What is needed
In the material below, find each line holding the string "color" and copy it.

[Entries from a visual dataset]
%%
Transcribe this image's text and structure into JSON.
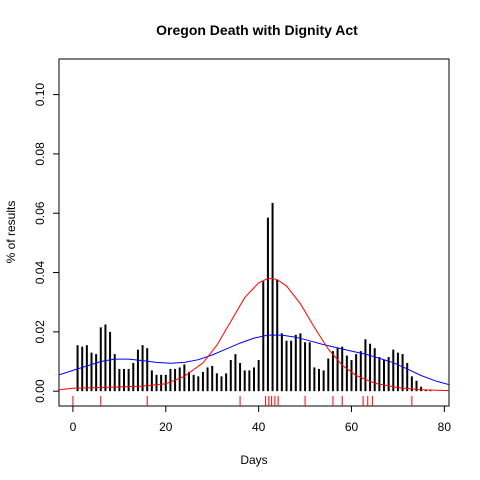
{
  "chart_data": {
    "type": "bar",
    "title": "Oregon Death with Dignity Act",
    "xlabel": "Days",
    "ylabel": "% of results",
    "xlim": [
      -3,
      81
    ],
    "ylim": [
      -0.005,
      0.112
    ],
    "x_ticks": [
      0,
      20,
      40,
      60,
      80
    ],
    "y_ticks": [
      0.0,
      0.02,
      0.04,
      0.06,
      0.08,
      0.1
    ],
    "y_tick_labels": [
      "0.00",
      "0.02",
      "0.04",
      "0.06",
      "0.08",
      "0.10"
    ],
    "grid": false,
    "legend": "none",
    "bars": {
      "color": "#000000",
      "x": [
        1,
        2,
        3,
        4,
        5,
        6,
        7,
        8,
        9,
        10,
        11,
        12,
        13,
        14,
        15,
        16,
        17,
        18,
        19,
        20,
        21,
        22,
        23,
        24,
        25,
        26,
        27,
        28,
        29,
        30,
        31,
        32,
        33,
        34,
        35,
        36,
        37,
        38,
        39,
        40,
        41,
        42,
        43,
        44,
        45,
        46,
        47,
        48,
        49,
        50,
        51,
        52,
        53,
        54,
        55,
        56,
        57,
        58,
        59,
        60,
        61,
        62,
        63,
        64,
        65,
        66,
        67,
        68,
        69,
        70,
        71,
        72,
        73,
        74,
        75,
        76,
        77
      ],
      "y": [
        0.0155,
        0.015,
        0.0155,
        0.013,
        0.0125,
        0.0215,
        0.0225,
        0.02,
        0.0125,
        0.0075,
        0.0075,
        0.0075,
        0.0095,
        0.014,
        0.0155,
        0.0145,
        0.007,
        0.0055,
        0.0055,
        0.0055,
        0.0075,
        0.0075,
        0.008,
        0.009,
        0.0065,
        0.0055,
        0.005,
        0.0065,
        0.008,
        0.0085,
        0.006,
        0.005,
        0.006,
        0.0105,
        0.0125,
        0.0095,
        0.007,
        0.007,
        0.008,
        0.0105,
        0.037,
        0.0585,
        0.0635,
        0.0375,
        0.0195,
        0.017,
        0.017,
        0.019,
        0.0195,
        0.0165,
        0.0165,
        0.008,
        0.0075,
        0.007,
        0.011,
        0.0135,
        0.0145,
        0.015,
        0.012,
        0.0105,
        0.0125,
        0.0135,
        0.0175,
        0.016,
        0.0145,
        0.0115,
        0.0105,
        0.0115,
        0.014,
        0.013,
        0.0125,
        0.0095,
        0.005,
        0.0035,
        0.0015,
        0.0005,
        0.0002
      ]
    },
    "series": [
      {
        "color": "#0000ff",
        "x": [
          -3,
          0,
          3,
          6,
          9,
          12,
          15,
          18,
          21,
          24,
          27,
          30,
          33,
          36,
          39,
          42,
          45,
          48,
          51,
          54,
          57,
          60,
          63,
          66,
          69,
          72,
          75,
          78,
          81
        ],
        "y": [
          0.0055,
          0.007,
          0.0085,
          0.01,
          0.0108,
          0.0108,
          0.0103,
          0.0097,
          0.0094,
          0.0097,
          0.0106,
          0.0122,
          0.0142,
          0.0162,
          0.0179,
          0.0189,
          0.0189,
          0.0182,
          0.017,
          0.0157,
          0.0146,
          0.0135,
          0.0125,
          0.0111,
          0.0096,
          0.0075,
          0.0053,
          0.0035,
          0.0022
        ]
      },
      {
        "color": "#ff0000",
        "x": [
          -3,
          0,
          5,
          10,
          15,
          20,
          24,
          28,
          31,
          34,
          37,
          40,
          42,
          43,
          44,
          46,
          49,
          52,
          55,
          58,
          61,
          65,
          70,
          75,
          81
        ],
        "y": [
          0.0005,
          0.001,
          0.0012,
          0.0014,
          0.0017,
          0.0025,
          0.005,
          0.0095,
          0.0155,
          0.0235,
          0.0315,
          0.0365,
          0.038,
          0.038,
          0.0376,
          0.0355,
          0.0295,
          0.0215,
          0.0142,
          0.0088,
          0.0053,
          0.0027,
          0.0012,
          0.0005,
          0.0002
        ]
      }
    ],
    "rug": {
      "color": "#ff0000",
      "x": [
        0,
        6,
        16,
        36,
        41.5,
        42.2,
        42.8,
        43.5,
        44.2,
        50,
        56,
        58,
        62.5,
        63.5,
        64.5,
        73
      ]
    }
  }
}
%%
Written solution
      "color": "#000000",
        "color": "#0000ff",
        "color": "#ff0000",
      "color": "#ff0000",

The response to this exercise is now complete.